◆ Task description
Could you give the data that follows again exactly, without its pictures?

(Items listed in a dataset)

————

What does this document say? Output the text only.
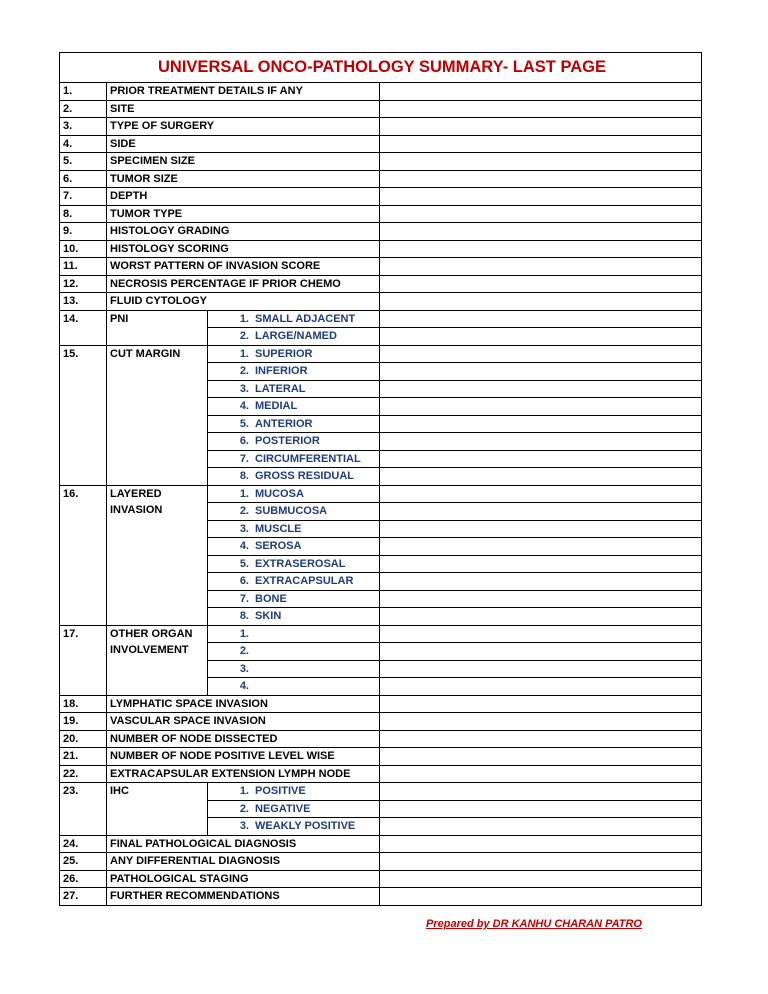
UNIVERSAL ONCO-PATHOLOGY SUMMARY- LAST PAGE			
1.	PRIOR TREATMENT DETAILS IF ANY		
2.	SITE		
3.	TYPE OF SURGERY		
4.	SIDE		
5.	SPECIMEN SIZE		
6.	TUMOR SIZE		
7.	DEPTH		
8.	TUMOR TYPE		
9.	HISTOLOGY GRADING		
10.	HISTOLOGY SCORING		
11.	WORST PATTERN OF INVASION SCORE		
12.	NECROSIS PERCENTAGE IF PRIOR CHEMO		
13.	FLUID CYTOLOGY		
14.	PNI	1. SMALL ADJACENT	
		2. LARGE/NAMED	
15.	CUT MARGIN	1. SUPERIOR	
		2. INFERIOR	
		3. LATERAL	
		4. MEDIAL	
		5. ANTERIOR	
		6. POSTERIOR	
		7. CIRCUMFERENTIAL	
		8. GROSS RESIDUAL	
16.	LAYERED INVASION	1. MUCOSA	
		2. SUBMUCOSA	
		3. MUSCLE	
		4. SEROSA	
		5. EXTRASEROSAL	
		6. EXTRACAPSULAR	
		7. BONE	
		8. SKIN	
17.	OTHER ORGAN INVOLVEMENT	1.	
		2.	
		3.	
		4.	
18.	LYMPHATIC SPACE INVASION		
19.	VASCULAR SPACE INVASION		
20.	NUMBER OF NODE DISSECTED		
21.	NUMBER OF NODE POSITIVE LEVEL WISE		
22.	EXTRACAPSULAR EXTENSION LYMPH NODE		
23.	IHC	1. POSITIVE	
		2. NEGATIVE	
		3. WEAKLY POSITIVE	
24.	FINAL PATHOLOGICAL DIAGNOSIS		
25.	ANY DIFFERENTIAL DIAGNOSIS		
26.	PATHOLOGICAL STAGING		
27.	FURTHER RECOMMENDATIONS		
Prepared by DR KANHU CHARAN PATRO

————

◆ Response below
What does this document say? Output the text only.
UNIVERSAL ONCO-PATHOLOGY SUMMARY- LAST PAGE			
1.	PRIOR TREATMENT DETAILS IF ANY		
2.	SITE		
3.	TYPE OF SURGERY		
4.	SIDE		
5.	SPECIMEN SIZE		
6.	TUMOR SIZE		
7.	DEPTH		
8.	TUMOR TYPE		
9.	HISTOLOGY GRADING		
10.	HISTOLOGY SCORING		
11.	WORST PATTERN OF INVASION SCORE		
12.	NECROSIS PERCENTAGE IF PRIOR CHEMO		
13.	FLUID CYTOLOGY		
14.	PNI	1. SMALL ADJACENT	
		2. LARGE/NAMED	
15.	CUT MARGIN	1. SUPERIOR	
		2. INFERIOR	
		3. LATERAL	
		4. MEDIAL	
		5. ANTERIOR	
		6. POSTERIOR	
		7. CIRCUMFERENTIAL	
		8. GROSS RESIDUAL	
16.	LAYERED INVASION	1. MUCOSA	
		2. SUBMUCOSA	
		3. MUSCLE	
		4. SEROSA	
		5. EXTRASEROSAL	
		6. EXTRACAPSULAR	
		7. BONE	
		8. SKIN	
17.	OTHER ORGAN INVOLVEMENT	1.	
		2.	
		3.	
		4.	
18.	LYMPHATIC SPACE INVASION		
19.	VASCULAR SPACE INVASION		
20.	NUMBER OF NODE DISSECTED		
21.	NUMBER OF NODE POSITIVE LEVEL WISE		
22.	EXTRACAPSULAR EXTENSION LYMPH NODE		
23.	IHC	1. POSITIVE	
		2. NEGATIVE	
		3. WEAKLY POSITIVE	
24.	FINAL PATHOLOGICAL DIAGNOSIS		
25.	ANY DIFFERENTIAL DIAGNOSIS		
26.	PATHOLOGICAL STAGING		
27.	FURTHER RECOMMENDATIONS		
Prepared by DR KANHU CHARAN PATRO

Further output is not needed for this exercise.